What to work on: Locate each line holding the string "price" and copy it.

Stored data

● ● ● ● ● ● ●

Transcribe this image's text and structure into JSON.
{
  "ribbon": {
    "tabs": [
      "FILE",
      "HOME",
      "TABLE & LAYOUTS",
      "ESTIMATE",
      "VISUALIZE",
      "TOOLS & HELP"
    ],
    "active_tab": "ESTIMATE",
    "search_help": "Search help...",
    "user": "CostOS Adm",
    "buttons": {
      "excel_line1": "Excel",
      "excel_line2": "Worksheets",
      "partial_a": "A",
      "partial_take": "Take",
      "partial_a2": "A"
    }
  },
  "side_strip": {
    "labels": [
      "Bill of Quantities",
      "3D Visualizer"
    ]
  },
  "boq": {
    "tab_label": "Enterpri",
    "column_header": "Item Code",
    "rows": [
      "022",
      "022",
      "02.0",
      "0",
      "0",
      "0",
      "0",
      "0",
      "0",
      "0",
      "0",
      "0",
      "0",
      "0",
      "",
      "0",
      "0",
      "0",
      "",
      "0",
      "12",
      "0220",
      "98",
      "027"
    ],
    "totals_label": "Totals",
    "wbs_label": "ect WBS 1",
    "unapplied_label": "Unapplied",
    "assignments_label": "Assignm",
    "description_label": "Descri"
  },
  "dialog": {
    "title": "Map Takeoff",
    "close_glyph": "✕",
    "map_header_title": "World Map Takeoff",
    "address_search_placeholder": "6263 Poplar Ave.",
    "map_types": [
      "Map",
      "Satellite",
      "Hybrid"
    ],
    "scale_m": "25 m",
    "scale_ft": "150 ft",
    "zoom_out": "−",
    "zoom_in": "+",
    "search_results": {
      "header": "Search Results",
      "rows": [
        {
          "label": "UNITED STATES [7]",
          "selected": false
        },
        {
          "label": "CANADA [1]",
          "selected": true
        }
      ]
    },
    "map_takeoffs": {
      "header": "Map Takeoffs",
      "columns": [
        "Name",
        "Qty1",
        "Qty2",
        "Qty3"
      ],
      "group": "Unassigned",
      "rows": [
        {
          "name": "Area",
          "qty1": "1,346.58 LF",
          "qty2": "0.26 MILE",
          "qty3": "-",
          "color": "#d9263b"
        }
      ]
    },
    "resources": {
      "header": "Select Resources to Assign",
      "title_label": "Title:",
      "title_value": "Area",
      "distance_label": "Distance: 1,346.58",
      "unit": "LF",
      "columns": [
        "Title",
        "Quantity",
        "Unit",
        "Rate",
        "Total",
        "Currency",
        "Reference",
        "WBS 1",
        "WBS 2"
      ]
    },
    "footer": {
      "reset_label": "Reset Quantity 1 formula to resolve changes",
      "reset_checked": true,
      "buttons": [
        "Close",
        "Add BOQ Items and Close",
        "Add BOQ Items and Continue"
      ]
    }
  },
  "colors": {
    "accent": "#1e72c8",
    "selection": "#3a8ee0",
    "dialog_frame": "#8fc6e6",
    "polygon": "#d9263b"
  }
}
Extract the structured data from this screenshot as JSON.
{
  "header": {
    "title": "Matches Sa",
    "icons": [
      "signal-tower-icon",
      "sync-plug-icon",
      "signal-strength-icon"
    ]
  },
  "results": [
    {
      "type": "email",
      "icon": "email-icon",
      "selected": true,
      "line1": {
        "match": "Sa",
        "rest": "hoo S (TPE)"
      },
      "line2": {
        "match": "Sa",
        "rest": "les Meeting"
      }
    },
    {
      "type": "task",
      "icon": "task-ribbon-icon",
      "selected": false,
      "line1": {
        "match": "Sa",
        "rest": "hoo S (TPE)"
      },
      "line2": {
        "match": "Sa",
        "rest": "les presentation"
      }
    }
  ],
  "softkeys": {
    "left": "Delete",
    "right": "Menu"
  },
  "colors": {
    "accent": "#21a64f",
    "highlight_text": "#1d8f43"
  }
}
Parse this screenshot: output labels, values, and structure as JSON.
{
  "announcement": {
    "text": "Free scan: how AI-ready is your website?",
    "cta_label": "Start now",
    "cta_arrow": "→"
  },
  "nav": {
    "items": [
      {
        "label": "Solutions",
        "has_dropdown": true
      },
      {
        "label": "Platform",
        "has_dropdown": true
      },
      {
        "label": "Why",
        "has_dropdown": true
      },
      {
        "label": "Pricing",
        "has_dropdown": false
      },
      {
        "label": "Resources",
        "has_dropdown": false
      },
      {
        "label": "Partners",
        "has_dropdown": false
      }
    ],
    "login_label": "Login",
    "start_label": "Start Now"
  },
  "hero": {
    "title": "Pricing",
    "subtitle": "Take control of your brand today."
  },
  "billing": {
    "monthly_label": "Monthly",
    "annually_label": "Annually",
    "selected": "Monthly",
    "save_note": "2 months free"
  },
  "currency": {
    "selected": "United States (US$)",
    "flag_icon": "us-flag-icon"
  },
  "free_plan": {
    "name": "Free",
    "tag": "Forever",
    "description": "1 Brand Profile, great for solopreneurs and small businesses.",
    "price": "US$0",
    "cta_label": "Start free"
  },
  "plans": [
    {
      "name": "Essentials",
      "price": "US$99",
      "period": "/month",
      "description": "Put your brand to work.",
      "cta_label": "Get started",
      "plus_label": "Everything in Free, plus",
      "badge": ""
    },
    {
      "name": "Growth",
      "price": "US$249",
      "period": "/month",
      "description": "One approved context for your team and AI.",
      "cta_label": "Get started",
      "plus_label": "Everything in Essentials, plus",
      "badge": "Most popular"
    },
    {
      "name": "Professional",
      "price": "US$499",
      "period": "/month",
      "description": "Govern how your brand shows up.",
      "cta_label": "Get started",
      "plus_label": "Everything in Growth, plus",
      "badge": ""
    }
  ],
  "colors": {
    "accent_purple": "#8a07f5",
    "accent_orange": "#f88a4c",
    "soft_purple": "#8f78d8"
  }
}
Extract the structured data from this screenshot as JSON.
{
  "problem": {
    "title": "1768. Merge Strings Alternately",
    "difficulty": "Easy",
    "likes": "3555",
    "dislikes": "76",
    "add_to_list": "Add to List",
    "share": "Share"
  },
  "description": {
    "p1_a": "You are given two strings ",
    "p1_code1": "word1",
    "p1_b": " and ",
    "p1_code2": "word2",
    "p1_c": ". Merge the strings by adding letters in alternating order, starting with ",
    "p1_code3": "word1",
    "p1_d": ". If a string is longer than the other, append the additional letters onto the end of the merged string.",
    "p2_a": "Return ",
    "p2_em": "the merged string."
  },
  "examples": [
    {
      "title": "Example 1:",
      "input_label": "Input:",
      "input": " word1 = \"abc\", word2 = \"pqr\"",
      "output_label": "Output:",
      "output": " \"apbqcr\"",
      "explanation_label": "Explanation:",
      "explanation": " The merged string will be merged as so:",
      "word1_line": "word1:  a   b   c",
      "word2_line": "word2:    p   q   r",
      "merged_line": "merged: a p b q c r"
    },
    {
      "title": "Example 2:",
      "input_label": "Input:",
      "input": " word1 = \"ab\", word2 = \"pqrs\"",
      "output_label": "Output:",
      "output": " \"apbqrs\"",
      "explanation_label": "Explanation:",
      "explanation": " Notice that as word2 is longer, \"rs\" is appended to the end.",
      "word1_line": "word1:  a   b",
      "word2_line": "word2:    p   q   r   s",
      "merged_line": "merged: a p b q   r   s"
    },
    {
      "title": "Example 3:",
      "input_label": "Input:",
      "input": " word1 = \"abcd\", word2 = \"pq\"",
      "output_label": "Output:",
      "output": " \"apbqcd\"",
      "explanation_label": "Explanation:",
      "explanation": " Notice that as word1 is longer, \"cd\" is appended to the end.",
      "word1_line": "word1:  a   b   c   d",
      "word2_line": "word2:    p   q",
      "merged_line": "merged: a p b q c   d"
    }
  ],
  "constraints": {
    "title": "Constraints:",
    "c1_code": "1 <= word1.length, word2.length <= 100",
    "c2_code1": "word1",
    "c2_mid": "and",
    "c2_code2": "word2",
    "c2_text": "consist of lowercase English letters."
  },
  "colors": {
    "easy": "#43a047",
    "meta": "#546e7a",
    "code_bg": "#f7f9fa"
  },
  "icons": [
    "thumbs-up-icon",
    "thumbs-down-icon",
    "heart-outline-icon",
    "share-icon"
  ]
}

● ● ● ● ● ● ●

Solution to this exercise:
    "price": "US$0",
      "price": "US$99",
      "price": "US$249",
      "price": "US$499",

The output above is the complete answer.